EXERCISE DIRECTIONS:
Go through the listing below and gather every line with the word "JSON".

INPUT FOR THIS TASK:
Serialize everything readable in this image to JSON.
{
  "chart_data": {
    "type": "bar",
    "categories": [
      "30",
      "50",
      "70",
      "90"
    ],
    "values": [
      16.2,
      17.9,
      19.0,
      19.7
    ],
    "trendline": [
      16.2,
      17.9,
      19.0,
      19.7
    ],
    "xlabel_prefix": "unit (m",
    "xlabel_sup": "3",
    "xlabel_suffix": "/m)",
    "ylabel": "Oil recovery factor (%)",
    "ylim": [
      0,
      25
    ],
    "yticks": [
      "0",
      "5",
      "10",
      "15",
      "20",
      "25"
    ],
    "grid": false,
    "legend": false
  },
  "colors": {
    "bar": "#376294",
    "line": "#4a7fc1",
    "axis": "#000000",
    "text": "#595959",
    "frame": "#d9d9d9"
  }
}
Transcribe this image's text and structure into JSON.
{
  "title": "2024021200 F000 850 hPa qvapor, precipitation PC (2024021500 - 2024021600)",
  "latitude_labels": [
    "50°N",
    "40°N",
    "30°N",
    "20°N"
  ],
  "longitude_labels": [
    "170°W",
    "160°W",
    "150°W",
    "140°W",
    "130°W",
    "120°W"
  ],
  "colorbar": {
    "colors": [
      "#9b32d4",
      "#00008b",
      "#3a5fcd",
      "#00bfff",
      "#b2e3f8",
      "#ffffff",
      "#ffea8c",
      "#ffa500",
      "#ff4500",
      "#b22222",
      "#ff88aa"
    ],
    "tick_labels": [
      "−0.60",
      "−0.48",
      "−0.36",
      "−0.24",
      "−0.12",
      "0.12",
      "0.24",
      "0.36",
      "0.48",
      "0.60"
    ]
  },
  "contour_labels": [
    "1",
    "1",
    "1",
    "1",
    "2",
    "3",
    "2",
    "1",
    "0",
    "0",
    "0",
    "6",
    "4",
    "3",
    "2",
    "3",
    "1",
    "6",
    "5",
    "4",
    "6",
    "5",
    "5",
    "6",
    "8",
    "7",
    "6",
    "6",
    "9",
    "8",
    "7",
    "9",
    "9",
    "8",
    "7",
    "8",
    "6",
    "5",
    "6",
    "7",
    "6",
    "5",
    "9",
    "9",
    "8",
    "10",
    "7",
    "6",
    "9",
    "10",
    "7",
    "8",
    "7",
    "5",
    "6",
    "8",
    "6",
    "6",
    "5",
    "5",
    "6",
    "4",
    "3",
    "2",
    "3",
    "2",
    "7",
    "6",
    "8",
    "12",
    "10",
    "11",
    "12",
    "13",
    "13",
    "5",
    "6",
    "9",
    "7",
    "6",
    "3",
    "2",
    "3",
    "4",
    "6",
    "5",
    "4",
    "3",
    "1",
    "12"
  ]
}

RESPONSE TO THIS TASK:
Serialize everything readable in this image to JSON.
Transcribe this image's text and structure into JSON.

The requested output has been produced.